## Start Items

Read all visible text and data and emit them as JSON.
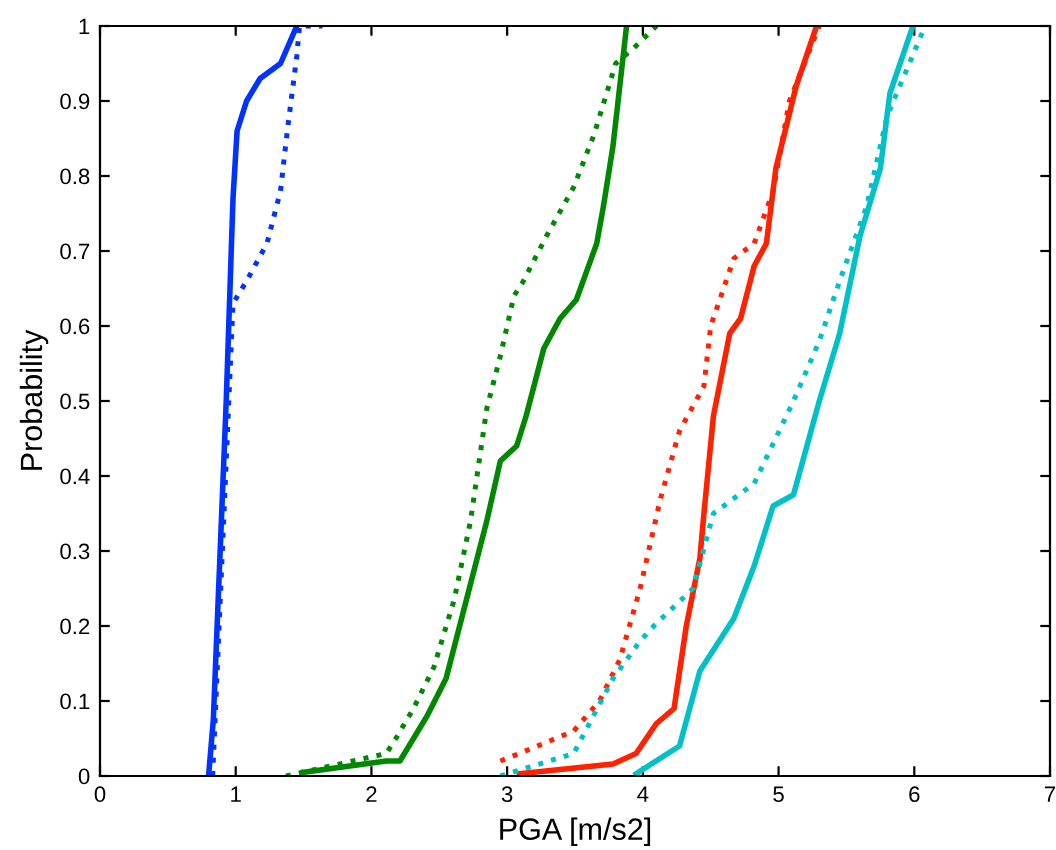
{
  "chart_data": {
    "type": "line",
    "xlabel": "PGA [m/s2]",
    "ylabel": "Probability",
    "xlim": [
      0,
      7
    ],
    "ylim": [
      0,
      1
    ],
    "xticks": [
      0,
      1,
      2,
      3,
      4,
      5,
      6,
      7
    ],
    "yticks": [
      0,
      0.1,
      0.2,
      0.3,
      0.4,
      0.5,
      0.6,
      0.7,
      0.8,
      0.9,
      1
    ],
    "grid": false,
    "legend": false,
    "marker": "none",
    "series": [
      {
        "color": "#0033ff",
        "line_style": "solid",
        "x": [
          0.8,
          0.835,
          0.93,
          0.98,
          1.01,
          1.08,
          1.18,
          1.33,
          1.45
        ],
        "values": [
          0,
          0.075,
          0.5,
          0.77,
          0.86,
          0.9,
          0.93,
          0.95,
          1.0
        ]
      },
      {
        "color": "#0033ff",
        "line_style": "dotted",
        "x": [
          0.83,
          0.98,
          1.08,
          1.23,
          1.33,
          1.38,
          1.45,
          1.47,
          1.64
        ],
        "values": [
          0,
          0.63,
          0.66,
          0.71,
          0.78,
          0.86,
          0.96,
          1.0,
          1.0
        ]
      },
      {
        "color": "#008800",
        "line_style": "solid",
        "x": [
          1.5,
          2.11,
          2.21,
          2.31,
          2.41,
          2.55,
          2.7,
          2.85,
          2.95,
          3.07,
          3.14,
          3.27,
          3.39,
          3.51,
          3.66,
          3.71,
          3.78,
          3.83,
          3.88
        ],
        "values": [
          0.005,
          0.02,
          0.02,
          0.05,
          0.08,
          0.13,
          0.235,
          0.34,
          0.42,
          0.44,
          0.48,
          0.57,
          0.61,
          0.635,
          0.71,
          0.76,
          0.84,
          0.92,
          1.0
        ]
      },
      {
        "color": "#008800",
        "line_style": "dotted",
        "x": [
          1.37,
          2.11,
          2.18,
          2.31,
          2.46,
          2.61,
          2.73,
          2.85,
          2.95,
          3.05,
          3.12,
          3.29,
          3.49,
          3.64,
          3.8,
          3.93,
          4.1
        ],
        "values": [
          0,
          0.03,
          0.05,
          0.09,
          0.145,
          0.235,
          0.34,
          0.49,
          0.56,
          0.64,
          0.66,
          0.72,
          0.785,
          0.855,
          0.95,
          0.97,
          1.0
        ]
      },
      {
        "color": "#ff2200",
        "line_style": "solid",
        "x": [
          3.09,
          3.78,
          3.95,
          4.1,
          4.23,
          4.32,
          4.42,
          4.45,
          4.52,
          4.64,
          4.72,
          4.82,
          4.91,
          4.98,
          5.13,
          5.28
        ],
        "values": [
          0.003,
          0.016,
          0.03,
          0.07,
          0.09,
          0.2,
          0.29,
          0.35,
          0.48,
          0.59,
          0.61,
          0.68,
          0.71,
          0.81,
          0.92,
          1.0
        ]
      },
      {
        "color": "#ff2200",
        "line_style": "dotted",
        "x": [
          2.95,
          3.09,
          3.49,
          3.68,
          3.83,
          3.98,
          4.13,
          4.27,
          4.45,
          4.5,
          4.67,
          4.82,
          4.96,
          5.08,
          5.3
        ],
        "values": [
          0.02,
          0.03,
          0.06,
          0.1,
          0.155,
          0.25,
          0.37,
          0.46,
          0.52,
          0.6,
          0.69,
          0.71,
          0.78,
          0.9,
          1.0
        ]
      },
      {
        "color": "#00c0c8",
        "line_style": "solid",
        "x": [
          3.95,
          4.27,
          4.42,
          4.67,
          4.82,
          4.96,
          5.11,
          5.3,
          5.45,
          5.6,
          5.75,
          5.82,
          5.99
        ],
        "values": [
          0.003,
          0.04,
          0.14,
          0.21,
          0.28,
          0.36,
          0.375,
          0.5,
          0.59,
          0.72,
          0.81,
          0.91,
          1.0
        ]
      },
      {
        "color": "#00c0c8",
        "line_style": "dotted",
        "x": [
          2.95,
          3.49,
          3.78,
          3.98,
          4.08,
          4.37,
          4.52,
          4.82,
          5.11,
          5.3,
          5.45,
          5.65,
          5.8,
          6.08
        ],
        "values": [
          0,
          0.03,
          0.13,
          0.18,
          0.2,
          0.25,
          0.35,
          0.39,
          0.5,
          0.58,
          0.66,
          0.76,
          0.88,
          1.0
        ]
      }
    ]
  }
}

## End Items

- What needs to be done
The records above are to be restated exactly, without their pictures.

- Final result
Read all visible text and data and emit them as JSON.
{
  "chart_data": {
    "type": "line",
    "xlabel": "PGA [m/s2]",
    "ylabel": "Probability",
    "xlim": [
      0,
      7
    ],
    "ylim": [
      0,
      1
    ],
    "xticks": [
      0,
      1,
      2,
      3,
      4,
      5,
      6,
      7
    ],
    "yticks": [
      0,
      0.1,
      0.2,
      0.3,
      0.4,
      0.5,
      0.6,
      0.7,
      0.8,
      0.9,
      1
    ],
    "grid": false,
    "legend": false,
    "marker": "none",
    "series": [
      {
        "color": "#0033ff",
        "line_style": "solid",
        "x": [
          0.8,
          0.835,
          0.93,
          0.98,
          1.01,
          1.08,
          1.18,
          1.33,
          1.45
        ],
        "values": [
          0,
          0.075,
          0.5,
          0.77,
          0.86,
          0.9,
          0.93,
          0.95,
          1.0
        ]
      },
      {
        "color": "#0033ff",
        "line_style": "dotted",
        "x": [
          0.83,
          0.98,
          1.08,
          1.23,
          1.33,
          1.38,
          1.45,
          1.47,
          1.64
        ],
        "values": [
          0,
          0.63,
          0.66,
          0.71,
          0.78,
          0.86,
          0.96,
          1.0,
          1.0
        ]
      },
      {
        "color": "#008800",
        "line_style": "solid",
        "x": [
          1.5,
          2.11,
          2.21,
          2.31,
          2.41,
          2.55,
          2.7,
          2.85,
          2.95,
          3.07,
          3.14,
          3.27,
          3.39,
          3.51,
          3.66,
          3.71,
          3.78,
          3.83,
          3.88
        ],
        "values": [
          0.005,
          0.02,
          0.02,
          0.05,
          0.08,
          0.13,
          0.235,
          0.34,
          0.42,
          0.44,
          0.48,
          0.57,
          0.61,
          0.635,
          0.71,
          0.76,
          0.84,
          0.92,
          1.0
        ]
      },
      {
        "color": "#008800",
        "line_style": "dotted",
        "x": [
          1.37,
          2.11,
          2.18,
          2.31,
          2.46,
          2.61,
          2.73,
          2.85,
          2.95,
          3.05,
          3.12,
          3.29,
          3.49,
          3.64,
          3.8,
          3.93,
          4.1
        ],
        "values": [
          0,
          0.03,
          0.05,
          0.09,
          0.145,
          0.235,
          0.34,
          0.49,
          0.56,
          0.64,
          0.66,
          0.72,
          0.785,
          0.855,
          0.95,
          0.97,
          1.0
        ]
      },
      {
        "color": "#ff2200",
        "line_style": "solid",
        "x": [
          3.09,
          3.78,
          3.95,
          4.1,
          4.23,
          4.32,
          4.42,
          4.45,
          4.52,
          4.64,
          4.72,
          4.82,
          4.91,
          4.98,
          5.13,
          5.28
        ],
        "values": [
          0.003,
          0.016,
          0.03,
          0.07,
          0.09,
          0.2,
          0.29,
          0.35,
          0.48,
          0.59,
          0.61,
          0.68,
          0.71,
          0.81,
          0.92,
          1.0
        ]
      },
      {
        "color": "#ff2200",
        "line_style": "dotted",
        "x": [
          2.95,
          3.09,
          3.49,
          3.68,
          3.83,
          3.98,
          4.13,
          4.27,
          4.45,
          4.5,
          4.67,
          4.82,
          4.96,
          5.08,
          5.3
        ],
        "values": [
          0.02,
          0.03,
          0.06,
          0.1,
          0.155,
          0.25,
          0.37,
          0.46,
          0.52,
          0.6,
          0.69,
          0.71,
          0.78,
          0.9,
          1.0
        ]
      },
      {
        "color": "#00c0c8",
        "line_style": "solid",
        "x": [
          3.95,
          4.27,
          4.42,
          4.67,
          4.82,
          4.96,
          5.11,
          5.3,
          5.45,
          5.6,
          5.75,
          5.82,
          5.99
        ],
        "values": [
          0.003,
          0.04,
          0.14,
          0.21,
          0.28,
          0.36,
          0.375,
          0.5,
          0.59,
          0.72,
          0.81,
          0.91,
          1.0
        ]
      },
      {
        "color": "#00c0c8",
        "line_style": "dotted",
        "x": [
          2.95,
          3.49,
          3.78,
          3.98,
          4.08,
          4.37,
          4.52,
          4.82,
          5.11,
          5.3,
          5.45,
          5.65,
          5.8,
          6.08
        ],
        "values": [
          0,
          0.03,
          0.13,
          0.18,
          0.2,
          0.25,
          0.35,
          0.39,
          0.5,
          0.58,
          0.66,
          0.76,
          0.88,
          1.0
        ]
      }
    ]
  }
}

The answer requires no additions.